▼

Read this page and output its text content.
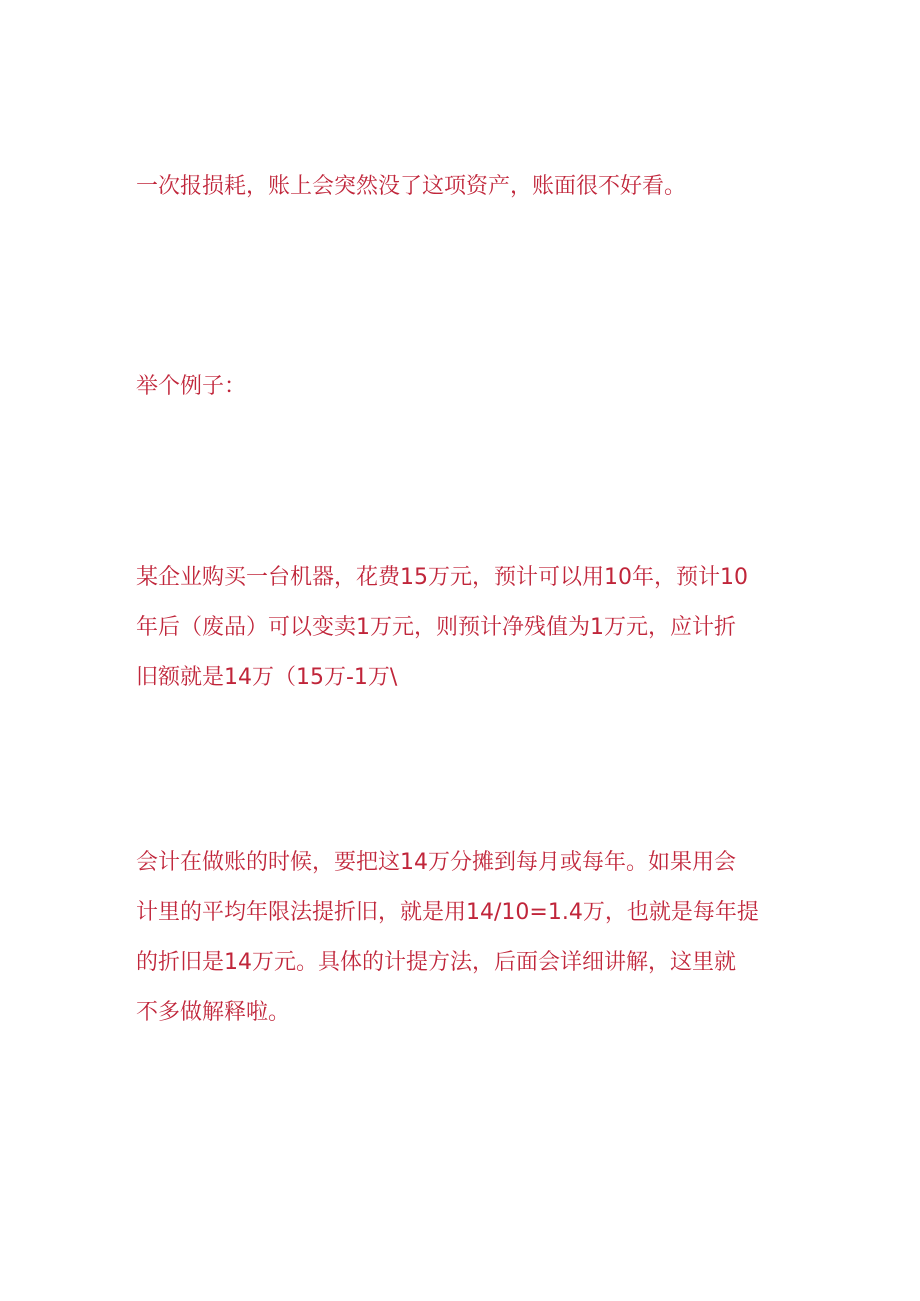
一次报损耗，账上会突然没了这项资产，账面很不好看。

举个例子：

某企业购买一台机器，花费15万元，预计可以用10年，预计10
年后（废品）可以变卖1万元，则预计净残值为1万元，应计折
旧额就是14万（15万-1万\

会计在做账的时候，要把这14万分摊到每月或每年。如果用会
计里的平均年限法提折旧，就是用14/10=1.4万，也就是每年提
的折旧是14万元。具体的计提方法，后面会详细讲解，这里就
不多做解释啦。
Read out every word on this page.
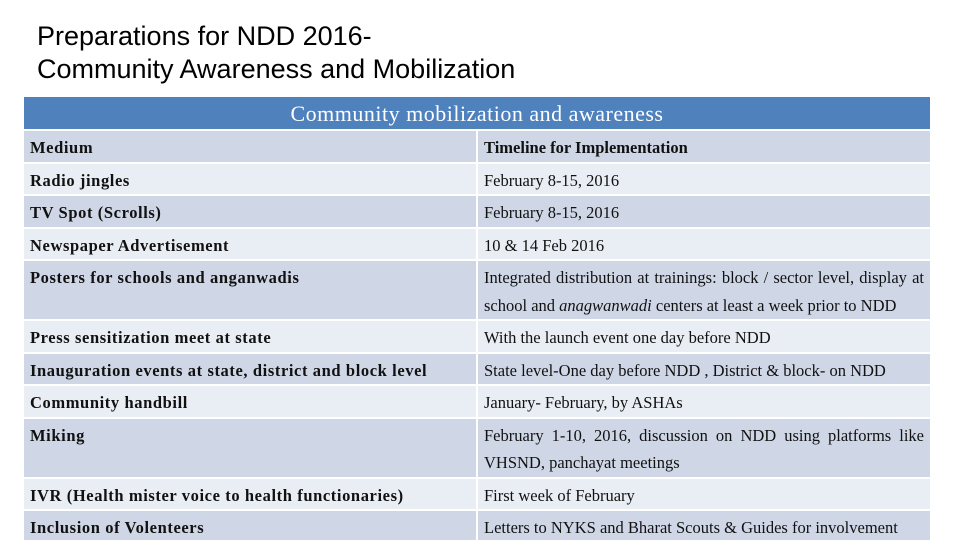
Preparations for NDD 2016-
Community Awareness and Mobilization
Community mobilization and awareness	
Medium	Timeline for Implementation
Radio jingles	February 8-15, 2016
TV Spot (Scrolls)	February 8-15, 2016
Newspaper Advertisement	10 & 14 Feb 2016
Posters for schools and anganwadis	Integrated distribution at trainings: block / sector level, display at school and anagwanwadi centers at least a week prior to NDD
Press sensitization meet at state	With the launch event one day before NDD
Inauguration events at state, district and block level	State level-One day before NDD , District & block- on NDD
Community handbill	January- February, by ASHAs
Miking	February 1-10, 2016, discussion on NDD using platforms like VHSND, panchayat meetings
IVR (Health mister voice to health functionaries)	First week of February
Inclusion of Volenteers	Letters to NYKS and Bharat Scouts & Guides for involvement
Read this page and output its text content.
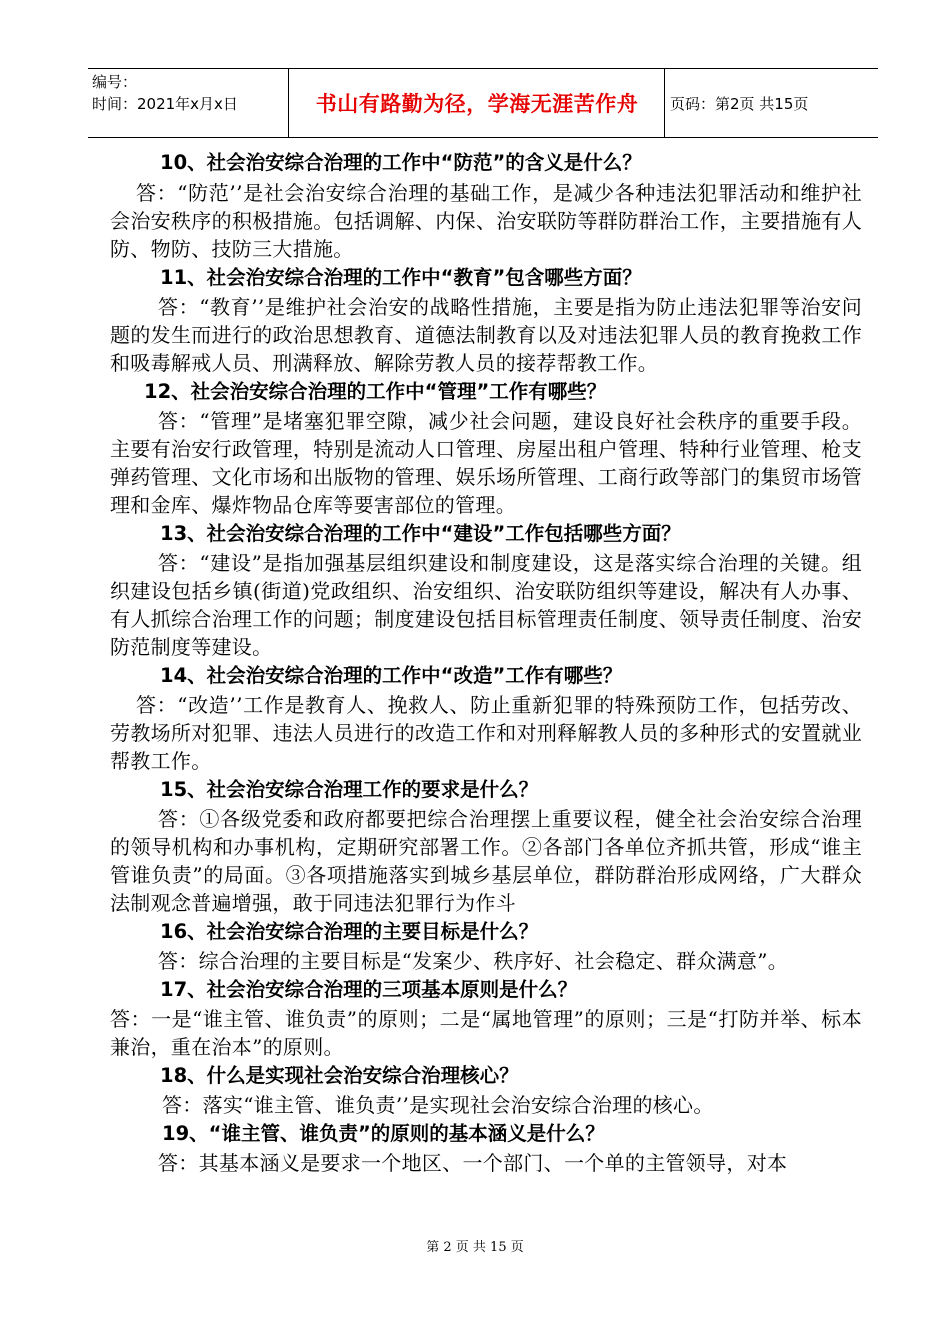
编号：
时间：2021年x月x日	书山有路勤为径，学海无涯苦作舟	页码：第2页 共15页
10、社会治安综合治理的工作中“防范”的含义是什么？

答：“防范’’是社会治安综合治理的基础工作，是减少各种违法犯罪活动和维护社会治安秩序的积极措施。包括调解、内保、治安联防等群防群治工作，主要措施有人防、物防、技防三大措施。

11、社会治安综合治理的工作中“教育”包含哪些方面？

答：“教育’’是维护社会治安的战略性措施，主要是指为防止违法犯罪等治安问题的发生而进行的政治思想教育、道德法制教育以及对违法犯罪人员的教育挽救工作和吸毒解戒人员、刑满释放、解除劳教人员的接荐帮教工作。

12、社会治安综合治理的工作中“管理”工作有哪些？

答：“管理”是堵塞犯罪空隙，减少社会问题，建设良好社会秩序的重要手段。主要有治安行政管理，特别是流动人口管理、房屋出租户管理、特种行业管理、枪支弹药管理、文化市场和出版物的管理、娱乐场所管理、工商行政等部门的集贸市场管理和金库、爆炸物品仓库等要害部位的管理。

13、社会治安综合治理的工作中“建设”工作包括哪些方面？

答：“建设”是指加强基层组织建设和制度建设，这是落实综合治理的关键。组织建设包括乡镇(街道)党政组织、治安组织、治安联防组织等建设，解决有人办事、有人抓综合治理工作的问题；制度建设包括目标管理责任制度、领导责任制度、治安防范制度等建设。

14、社会治安综合治理的工作中“改造”工作有哪些？

答：“改造’’工作是教育人、挽救人、防止重新犯罪的特殊预防工作，包括劳改、劳教场所对犯罪、违法人员进行的改造工作和对刑释解教人员的多种形式的安置就业帮教工作。

15、社会治安综合治理工作的要求是什么？

答：①各级党委和政府都要把综合治理摆上重要议程，健全社会治安综合治理的领导机构和办事机构，定期研究部署工作。②各部门各单位齐抓共管，形成“谁主管谁负责”的局面。③各项措施落实到城乡基层单位，群防群治形成网络，广大群众法制观念普遍增强，敢于同违法犯罪行为作斗

16、社会治安综合治理的主要目标是什么？

答：综合治理的主要目标是“发案少、秩序好、社会稳定、群众满意”。

17、社会治安综合治理的三项基本原则是什么？

答：一是“谁主管、谁负责”的原则；二是“属地管理”的原则；三是“打防并举、标本兼治，重在治本”的原则。

18、什么是实现社会治安综合治理核心？

答：落实“谁主管、谁负责’’是实现社会治安综合治理的核心。

19、“谁主管、谁负责”的原则的基本涵义是什么？

答：其基本涵义是要求一个地区、一个部门、一个单的主管领导，对本

第 2 页 共 15 页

▲

Where a line holds the string "Community", copy that line.

Community Awareness and Mobilization
Community mobilization and awareness	
Community handbill	January- February, by ASHAs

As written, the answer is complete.